[Stored data]
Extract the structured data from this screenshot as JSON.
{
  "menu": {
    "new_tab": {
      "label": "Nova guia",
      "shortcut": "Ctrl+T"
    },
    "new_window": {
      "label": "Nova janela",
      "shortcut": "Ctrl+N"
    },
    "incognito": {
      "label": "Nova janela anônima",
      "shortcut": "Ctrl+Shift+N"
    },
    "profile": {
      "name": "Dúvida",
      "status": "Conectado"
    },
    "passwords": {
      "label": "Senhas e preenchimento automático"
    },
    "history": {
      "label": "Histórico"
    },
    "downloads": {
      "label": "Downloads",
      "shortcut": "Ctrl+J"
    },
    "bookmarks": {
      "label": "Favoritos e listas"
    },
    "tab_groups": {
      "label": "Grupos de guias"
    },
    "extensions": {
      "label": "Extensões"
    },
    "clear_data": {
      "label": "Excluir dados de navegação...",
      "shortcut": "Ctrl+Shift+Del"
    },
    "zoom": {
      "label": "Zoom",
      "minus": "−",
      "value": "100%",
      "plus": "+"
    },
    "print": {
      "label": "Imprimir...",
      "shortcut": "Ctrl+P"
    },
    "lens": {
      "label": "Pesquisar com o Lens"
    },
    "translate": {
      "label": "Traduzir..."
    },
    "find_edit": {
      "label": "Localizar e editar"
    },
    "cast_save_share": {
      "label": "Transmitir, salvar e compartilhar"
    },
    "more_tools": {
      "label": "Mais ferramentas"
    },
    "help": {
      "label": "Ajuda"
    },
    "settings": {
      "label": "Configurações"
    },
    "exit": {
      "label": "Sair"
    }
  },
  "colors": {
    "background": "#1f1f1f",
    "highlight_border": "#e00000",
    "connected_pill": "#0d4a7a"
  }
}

(Requirements) Extract every line above containing the word "Shift".

(Finished task)
      "shortcut": "Ctrl+Shift+N"
      "shortcut": "Ctrl+Shift+Del"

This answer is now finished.